### WRITTEN INSTRUCTION
Check each line of the listing, and copy it if it contains the word "ylabel".

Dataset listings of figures
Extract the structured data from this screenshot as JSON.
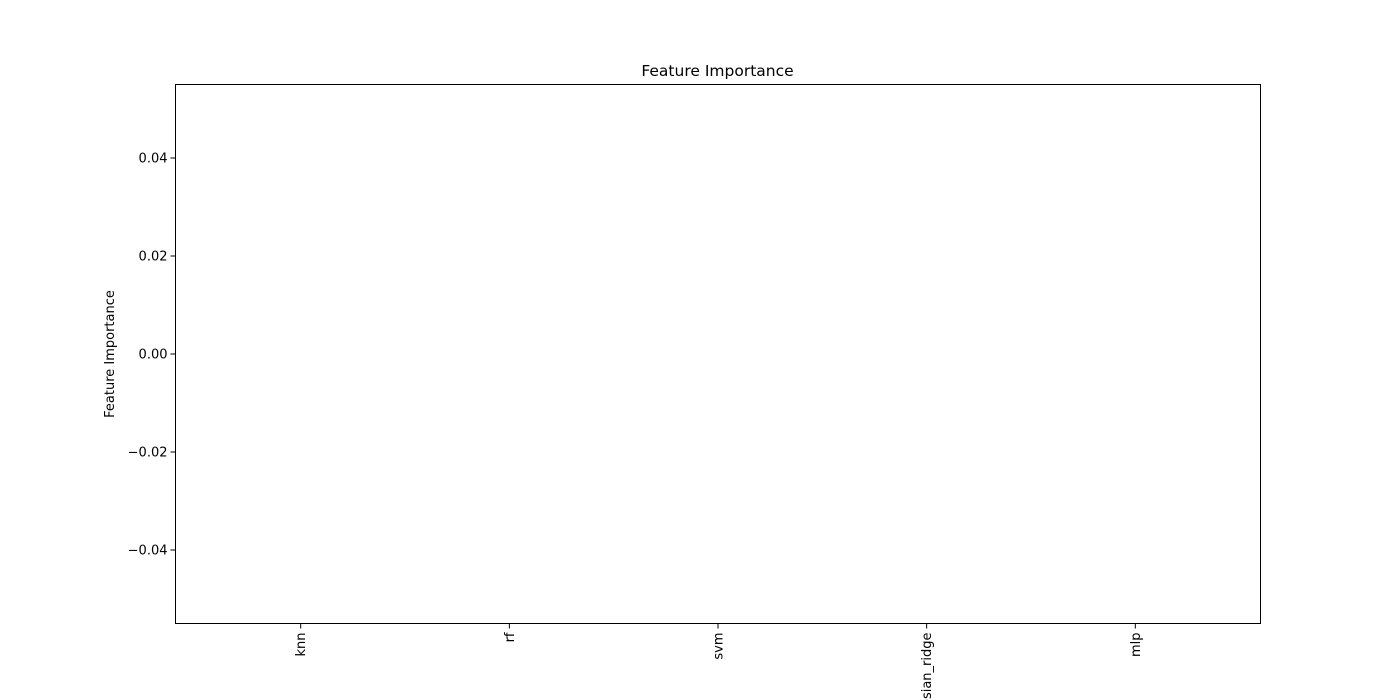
{
  "chart_data": {
    "type": "bar",
    "title": "Feature Importance",
    "xlabel": "",
    "ylabel": "Feature Importance",
    "categories": [
      "knn",
      "rf",
      "svm",
      "bayesian_ridge",
      "mlp"
    ],
    "values": [
      0,
      0,
      0,
      0,
      0
    ],
    "ylim": [
      -0.055,
      0.055
    ],
    "yticks": [
      -0.04,
      -0.02,
      0.0,
      0.02,
      0.04
    ],
    "ytick_labels": [
      "−0.04",
      "−0.02",
      "0.00",
      "0.02",
      "0.04"
    ],
    "grid": false,
    "legend": "none",
    "bar_color": "#1f77b4",
    "x_tick_rotation": "vertical"
  }
}
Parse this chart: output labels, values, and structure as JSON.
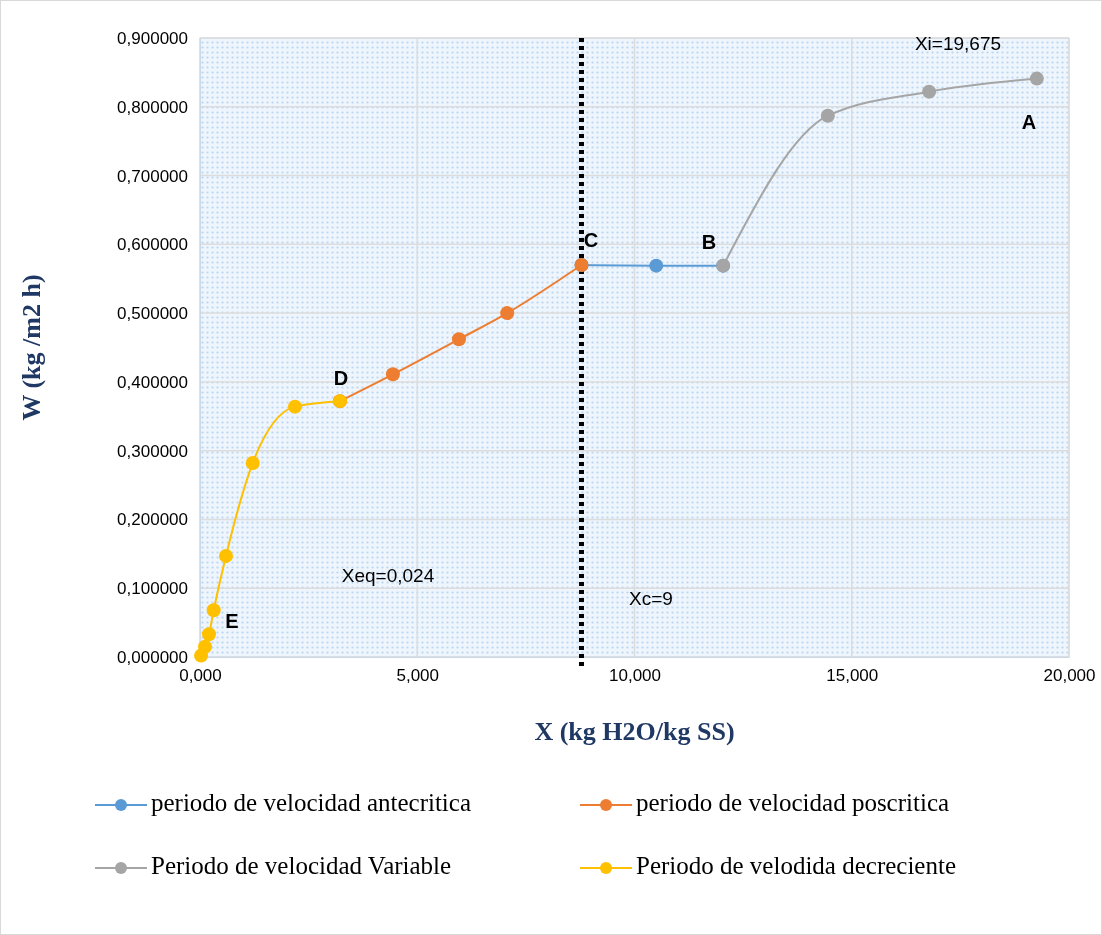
{
  "chart_data": {
    "type": "line",
    "xlabel": "X (kg H2O/kg SS)",
    "ylabel": "W (kg /m2 h)",
    "xlim": [
      0,
      20
    ],
    "ylim": [
      0,
      0.9
    ],
    "xticks": [
      {
        "value": 0,
        "label": "0,000"
      },
      {
        "value": 5,
        "label": "5,000"
      },
      {
        "value": 10,
        "label": "10,000"
      },
      {
        "value": 15,
        "label": "15,000"
      },
      {
        "value": 20,
        "label": "20,000"
      }
    ],
    "yticks": [
      {
        "value": 0,
        "label": "0,000000"
      },
      {
        "value": 0.1,
        "label": "0,100000"
      },
      {
        "value": 0.2,
        "label": "0,200000"
      },
      {
        "value": 0.3,
        "label": "0,300000"
      },
      {
        "value": 0.4,
        "label": "0,400000"
      },
      {
        "value": 0.5,
        "label": "0,500000"
      },
      {
        "value": 0.6,
        "label": "0,600000"
      },
      {
        "value": 0.7,
        "label": "0,700000"
      },
      {
        "value": 0.8,
        "label": "0,800000"
      },
      {
        "value": 0.9,
        "label": "0,900000"
      }
    ],
    "grid": true,
    "legend": "bottom",
    "marker": "circle",
    "line_style": "solid",
    "series": [
      {
        "name": "periodo de velocidad antecritica",
        "color": "#5b9bd5",
        "x": [
          8.78,
          10.5,
          12.04
        ],
        "values": [
          0.57,
          0.569,
          0.569
        ]
      },
      {
        "name": "periodo de velocidad poscritica",
        "color": "#ed7d31",
        "x": [
          3.22,
          4.44,
          5.96,
          7.07,
          8.78
        ],
        "values": [
          0.372,
          0.411,
          0.462,
          0.5,
          0.57
        ]
      },
      {
        "name": "Periodo de velocidad Variable",
        "color": "#a5a5a5",
        "x": [
          12.04,
          14.45,
          16.78,
          19.26
        ],
        "values": [
          0.569,
          0.787,
          0.822,
          0.841
        ]
      },
      {
        "name": "Periodo de velodida decreciente",
        "color": "#ffc000",
        "x": [
          0.024,
          0.115,
          0.207,
          0.315,
          0.598,
          1.213,
          2.186,
          3.222
        ],
        "values": [
          0.002,
          0.015,
          0.033,
          0.068,
          0.147,
          0.282,
          0.364,
          0.372
        ]
      }
    ],
    "ref_lines": [
      {
        "axis": "x",
        "value": 8.78,
        "color": "#000000",
        "line_style": "dotted"
      }
    ],
    "annotations": [
      "A",
      "B",
      "C",
      "D",
      "E",
      "Xi=19,675",
      "Xc=9",
      "Xeq=0,024"
    ]
  }
}
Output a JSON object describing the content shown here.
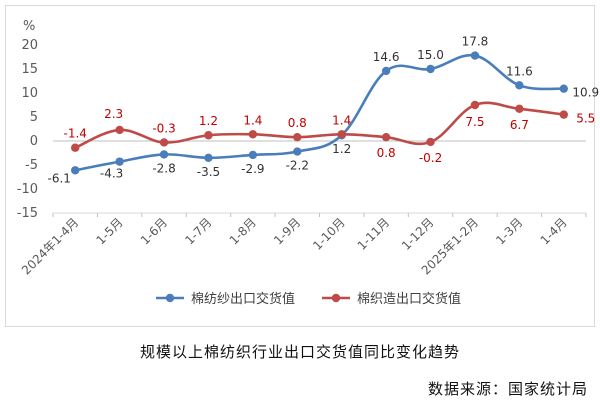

### ANSWER TO THIS EXERCISE
    "ylabel": "Feature Importance",
    "ylabel": "W (kg /m2 h)",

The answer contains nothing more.